**ENTRIES SUPPLIED**:
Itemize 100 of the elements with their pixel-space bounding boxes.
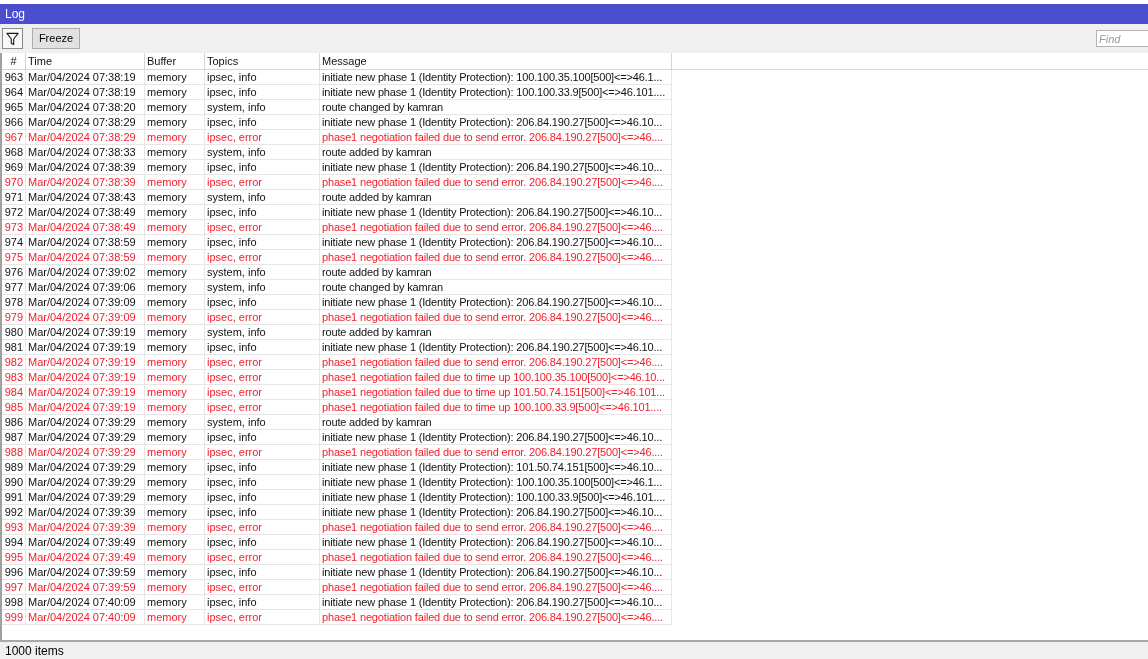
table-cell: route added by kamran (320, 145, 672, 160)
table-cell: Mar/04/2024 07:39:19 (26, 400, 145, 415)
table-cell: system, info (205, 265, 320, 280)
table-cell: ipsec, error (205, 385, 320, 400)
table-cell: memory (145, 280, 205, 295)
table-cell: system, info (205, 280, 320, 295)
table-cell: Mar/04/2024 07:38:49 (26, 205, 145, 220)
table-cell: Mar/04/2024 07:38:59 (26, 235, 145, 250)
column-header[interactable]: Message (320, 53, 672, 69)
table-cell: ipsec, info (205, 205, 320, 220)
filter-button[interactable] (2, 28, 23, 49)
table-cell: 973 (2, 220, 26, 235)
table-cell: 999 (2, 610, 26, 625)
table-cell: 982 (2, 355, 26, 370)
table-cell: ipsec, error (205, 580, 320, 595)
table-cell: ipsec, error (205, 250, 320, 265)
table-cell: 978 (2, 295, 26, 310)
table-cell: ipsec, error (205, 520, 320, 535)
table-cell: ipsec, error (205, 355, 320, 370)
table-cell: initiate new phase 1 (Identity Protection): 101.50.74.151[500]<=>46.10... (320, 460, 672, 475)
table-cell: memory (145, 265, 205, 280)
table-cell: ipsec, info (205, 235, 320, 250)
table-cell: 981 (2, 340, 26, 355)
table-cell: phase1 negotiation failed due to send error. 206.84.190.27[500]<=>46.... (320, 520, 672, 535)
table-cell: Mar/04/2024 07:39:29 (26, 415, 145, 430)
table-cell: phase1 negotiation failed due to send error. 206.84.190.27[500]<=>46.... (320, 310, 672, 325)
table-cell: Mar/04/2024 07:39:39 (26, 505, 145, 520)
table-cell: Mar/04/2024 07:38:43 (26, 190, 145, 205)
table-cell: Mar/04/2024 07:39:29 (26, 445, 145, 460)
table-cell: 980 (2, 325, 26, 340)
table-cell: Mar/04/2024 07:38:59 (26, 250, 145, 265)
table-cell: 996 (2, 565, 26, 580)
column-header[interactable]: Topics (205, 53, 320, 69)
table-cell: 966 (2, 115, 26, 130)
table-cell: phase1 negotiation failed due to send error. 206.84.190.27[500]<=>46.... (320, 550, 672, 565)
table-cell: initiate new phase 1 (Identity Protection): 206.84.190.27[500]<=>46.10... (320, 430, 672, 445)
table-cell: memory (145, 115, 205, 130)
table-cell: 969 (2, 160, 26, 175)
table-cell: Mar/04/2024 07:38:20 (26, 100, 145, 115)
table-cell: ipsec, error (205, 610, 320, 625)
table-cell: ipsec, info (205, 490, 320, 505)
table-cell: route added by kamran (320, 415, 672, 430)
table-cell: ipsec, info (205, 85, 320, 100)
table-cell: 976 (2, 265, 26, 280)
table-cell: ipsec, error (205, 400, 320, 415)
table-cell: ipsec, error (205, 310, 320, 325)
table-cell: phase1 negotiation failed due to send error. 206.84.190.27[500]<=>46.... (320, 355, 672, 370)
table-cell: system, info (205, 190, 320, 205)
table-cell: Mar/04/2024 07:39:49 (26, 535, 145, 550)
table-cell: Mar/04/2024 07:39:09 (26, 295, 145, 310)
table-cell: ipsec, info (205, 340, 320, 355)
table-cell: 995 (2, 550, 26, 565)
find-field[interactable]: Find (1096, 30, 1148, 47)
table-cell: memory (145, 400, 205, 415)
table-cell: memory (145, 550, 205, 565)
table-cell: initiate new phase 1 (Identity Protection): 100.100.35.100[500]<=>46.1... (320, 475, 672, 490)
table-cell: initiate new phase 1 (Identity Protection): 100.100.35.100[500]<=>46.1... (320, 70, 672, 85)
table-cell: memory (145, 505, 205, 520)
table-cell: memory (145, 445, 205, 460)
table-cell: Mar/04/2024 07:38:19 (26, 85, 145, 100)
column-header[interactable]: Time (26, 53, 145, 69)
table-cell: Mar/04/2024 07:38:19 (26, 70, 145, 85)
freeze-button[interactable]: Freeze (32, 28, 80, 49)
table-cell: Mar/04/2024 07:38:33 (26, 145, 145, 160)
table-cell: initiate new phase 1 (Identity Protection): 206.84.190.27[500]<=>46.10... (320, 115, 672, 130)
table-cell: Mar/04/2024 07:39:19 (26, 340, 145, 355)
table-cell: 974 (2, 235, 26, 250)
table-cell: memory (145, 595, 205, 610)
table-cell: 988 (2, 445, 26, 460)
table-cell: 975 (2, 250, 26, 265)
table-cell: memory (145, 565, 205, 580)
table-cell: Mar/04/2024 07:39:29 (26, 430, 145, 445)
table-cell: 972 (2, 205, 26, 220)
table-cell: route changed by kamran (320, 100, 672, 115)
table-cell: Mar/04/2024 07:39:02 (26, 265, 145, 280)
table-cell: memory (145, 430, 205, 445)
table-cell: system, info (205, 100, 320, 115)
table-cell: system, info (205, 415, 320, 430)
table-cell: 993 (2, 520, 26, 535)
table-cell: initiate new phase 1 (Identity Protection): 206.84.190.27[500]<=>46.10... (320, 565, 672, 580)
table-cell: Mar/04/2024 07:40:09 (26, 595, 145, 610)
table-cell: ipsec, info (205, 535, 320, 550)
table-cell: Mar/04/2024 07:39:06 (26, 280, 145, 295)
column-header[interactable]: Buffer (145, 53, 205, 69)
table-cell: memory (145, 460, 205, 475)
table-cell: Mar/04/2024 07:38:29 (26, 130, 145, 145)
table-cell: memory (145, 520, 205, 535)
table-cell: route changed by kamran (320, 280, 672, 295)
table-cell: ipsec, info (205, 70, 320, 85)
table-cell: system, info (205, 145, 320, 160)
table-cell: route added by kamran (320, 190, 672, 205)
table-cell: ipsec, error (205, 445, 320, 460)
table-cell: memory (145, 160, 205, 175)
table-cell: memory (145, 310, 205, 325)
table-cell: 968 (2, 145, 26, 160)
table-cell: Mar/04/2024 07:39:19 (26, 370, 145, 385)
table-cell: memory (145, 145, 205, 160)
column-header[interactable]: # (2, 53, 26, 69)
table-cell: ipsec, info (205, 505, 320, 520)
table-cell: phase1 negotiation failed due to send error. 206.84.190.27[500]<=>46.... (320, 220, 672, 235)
==
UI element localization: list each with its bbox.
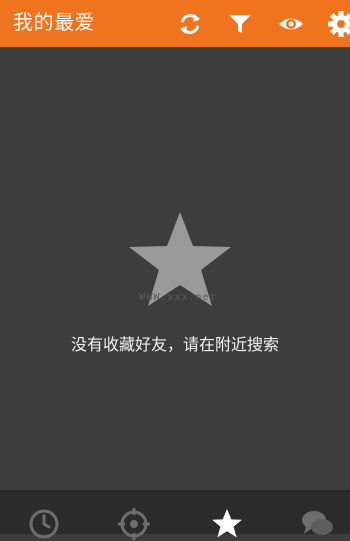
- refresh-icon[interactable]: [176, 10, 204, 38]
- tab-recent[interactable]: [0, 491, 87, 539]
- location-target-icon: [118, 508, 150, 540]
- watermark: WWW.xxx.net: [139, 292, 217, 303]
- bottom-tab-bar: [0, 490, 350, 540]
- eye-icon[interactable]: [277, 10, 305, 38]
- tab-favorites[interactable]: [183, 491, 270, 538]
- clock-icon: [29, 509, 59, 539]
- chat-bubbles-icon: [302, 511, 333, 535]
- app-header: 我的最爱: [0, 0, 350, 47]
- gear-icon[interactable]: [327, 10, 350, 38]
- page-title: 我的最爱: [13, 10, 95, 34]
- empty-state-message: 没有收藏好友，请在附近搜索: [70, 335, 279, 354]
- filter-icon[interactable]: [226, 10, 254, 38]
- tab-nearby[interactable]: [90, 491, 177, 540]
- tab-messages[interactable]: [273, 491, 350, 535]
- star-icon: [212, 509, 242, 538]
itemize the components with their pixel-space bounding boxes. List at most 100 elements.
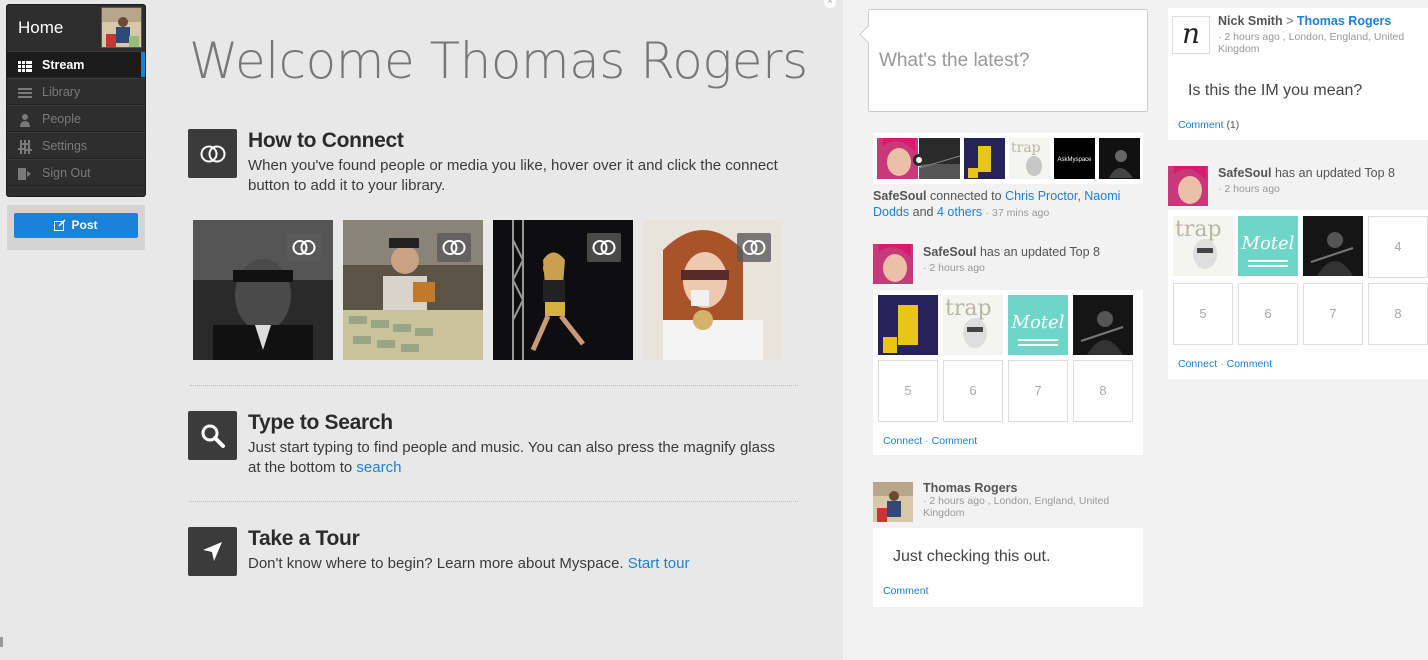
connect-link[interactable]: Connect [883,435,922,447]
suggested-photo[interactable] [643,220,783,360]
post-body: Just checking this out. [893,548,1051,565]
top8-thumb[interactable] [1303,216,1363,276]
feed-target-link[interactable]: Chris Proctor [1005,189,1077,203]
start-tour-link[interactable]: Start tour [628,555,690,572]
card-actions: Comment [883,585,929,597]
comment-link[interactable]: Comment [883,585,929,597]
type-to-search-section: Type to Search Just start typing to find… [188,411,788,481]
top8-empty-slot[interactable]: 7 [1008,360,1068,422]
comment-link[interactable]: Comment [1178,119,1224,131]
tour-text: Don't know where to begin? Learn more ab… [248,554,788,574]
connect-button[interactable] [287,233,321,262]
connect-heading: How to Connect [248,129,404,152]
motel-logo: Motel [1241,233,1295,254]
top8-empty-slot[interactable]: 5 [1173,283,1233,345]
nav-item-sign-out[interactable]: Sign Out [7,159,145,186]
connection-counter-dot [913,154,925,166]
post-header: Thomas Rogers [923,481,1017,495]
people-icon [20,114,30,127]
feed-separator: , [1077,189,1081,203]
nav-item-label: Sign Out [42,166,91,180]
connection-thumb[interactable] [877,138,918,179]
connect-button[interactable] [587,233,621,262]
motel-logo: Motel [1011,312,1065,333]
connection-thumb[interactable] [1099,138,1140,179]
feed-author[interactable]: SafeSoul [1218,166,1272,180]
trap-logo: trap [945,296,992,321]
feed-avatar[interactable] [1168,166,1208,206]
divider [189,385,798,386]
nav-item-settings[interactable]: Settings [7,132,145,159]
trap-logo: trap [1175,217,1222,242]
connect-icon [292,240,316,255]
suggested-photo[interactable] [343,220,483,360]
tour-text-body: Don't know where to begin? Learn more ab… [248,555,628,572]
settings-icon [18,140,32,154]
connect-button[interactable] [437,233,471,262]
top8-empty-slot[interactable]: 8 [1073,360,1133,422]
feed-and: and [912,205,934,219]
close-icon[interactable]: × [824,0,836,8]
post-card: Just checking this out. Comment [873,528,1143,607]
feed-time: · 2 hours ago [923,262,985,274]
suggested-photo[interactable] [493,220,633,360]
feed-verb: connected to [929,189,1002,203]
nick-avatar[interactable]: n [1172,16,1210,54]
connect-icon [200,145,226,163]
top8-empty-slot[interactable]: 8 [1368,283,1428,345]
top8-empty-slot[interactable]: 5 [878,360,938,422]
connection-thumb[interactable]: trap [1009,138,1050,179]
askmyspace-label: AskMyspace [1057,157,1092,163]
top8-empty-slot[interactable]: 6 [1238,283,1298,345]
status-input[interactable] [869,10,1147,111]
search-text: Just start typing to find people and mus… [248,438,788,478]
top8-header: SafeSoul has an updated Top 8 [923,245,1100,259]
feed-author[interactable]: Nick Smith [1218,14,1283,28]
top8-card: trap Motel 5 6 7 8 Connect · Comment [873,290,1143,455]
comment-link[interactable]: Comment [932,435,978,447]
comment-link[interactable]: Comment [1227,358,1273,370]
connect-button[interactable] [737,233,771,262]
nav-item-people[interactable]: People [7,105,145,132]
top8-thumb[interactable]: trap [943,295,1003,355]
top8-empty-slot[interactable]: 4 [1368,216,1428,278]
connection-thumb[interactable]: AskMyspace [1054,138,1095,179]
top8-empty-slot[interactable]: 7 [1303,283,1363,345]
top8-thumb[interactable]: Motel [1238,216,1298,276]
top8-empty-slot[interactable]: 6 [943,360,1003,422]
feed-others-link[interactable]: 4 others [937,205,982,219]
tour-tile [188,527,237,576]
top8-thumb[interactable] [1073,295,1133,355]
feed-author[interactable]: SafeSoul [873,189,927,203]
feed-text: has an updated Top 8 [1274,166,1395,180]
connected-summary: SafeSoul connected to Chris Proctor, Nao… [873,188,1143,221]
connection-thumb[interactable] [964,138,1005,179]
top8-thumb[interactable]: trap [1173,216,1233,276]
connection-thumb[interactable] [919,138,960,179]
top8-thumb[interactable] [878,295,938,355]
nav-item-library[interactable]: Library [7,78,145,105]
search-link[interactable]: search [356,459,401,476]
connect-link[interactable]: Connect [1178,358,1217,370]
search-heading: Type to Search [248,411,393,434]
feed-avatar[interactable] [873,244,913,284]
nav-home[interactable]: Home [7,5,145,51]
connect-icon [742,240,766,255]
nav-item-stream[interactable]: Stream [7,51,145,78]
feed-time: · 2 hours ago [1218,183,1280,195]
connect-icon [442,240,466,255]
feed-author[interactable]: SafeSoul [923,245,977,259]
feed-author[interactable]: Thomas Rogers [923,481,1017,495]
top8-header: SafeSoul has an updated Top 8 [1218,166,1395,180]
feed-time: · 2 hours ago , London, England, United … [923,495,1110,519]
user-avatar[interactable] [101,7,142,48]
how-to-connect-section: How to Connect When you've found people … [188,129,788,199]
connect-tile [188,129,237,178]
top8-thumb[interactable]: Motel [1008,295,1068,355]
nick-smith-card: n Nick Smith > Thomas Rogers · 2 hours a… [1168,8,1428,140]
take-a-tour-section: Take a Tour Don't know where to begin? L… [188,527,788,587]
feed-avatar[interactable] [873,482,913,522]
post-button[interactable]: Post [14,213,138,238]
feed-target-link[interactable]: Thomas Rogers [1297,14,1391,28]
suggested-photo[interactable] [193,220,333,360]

**GOAL**:
Copy everything from the line containing "UI element localization: list" down to the line containing "itemize the components", swapping "interactable" for "clickable" and leaving all else unchanged. Leave the picture out.

**EXERCISE SOLUTION**:
UI element localization: list each with its bbox.
- refresh-icon[clickable]: [176, 10, 204, 38]
- tab-recent[clickable]: [0, 491, 87, 539]
- location-target-icon: [118, 508, 150, 540]
- watermark: WWW.xxx.net: [139, 292, 217, 303]
- bottom-tab-bar: [0, 490, 350, 540]
- eye-icon[clickable]: [277, 10, 305, 38]
- tab-favorites[clickable]: [183, 491, 270, 538]
- clock-icon: [29, 509, 59, 539]
- chat-bubbles-icon: [302, 511, 333, 535]
- app-header: 我的最爱: [0, 0, 350, 47]
- gear-icon[clickable]: [327, 10, 350, 38]
- page-title: 我的最爱: [13, 10, 95, 34]
- empty-state-message: 没有收藏好友，请在附近搜索: [70, 335, 279, 354]
- filter-icon[clickable]: [226, 10, 254, 38]
- tab-nearby[clickable]: [90, 491, 177, 540]
- tab-messages[clickable]: [273, 491, 350, 535]
- star-icon: [212, 509, 242, 538]
itemize the components with their pixel-space bounding boxes. List at most 100 elements.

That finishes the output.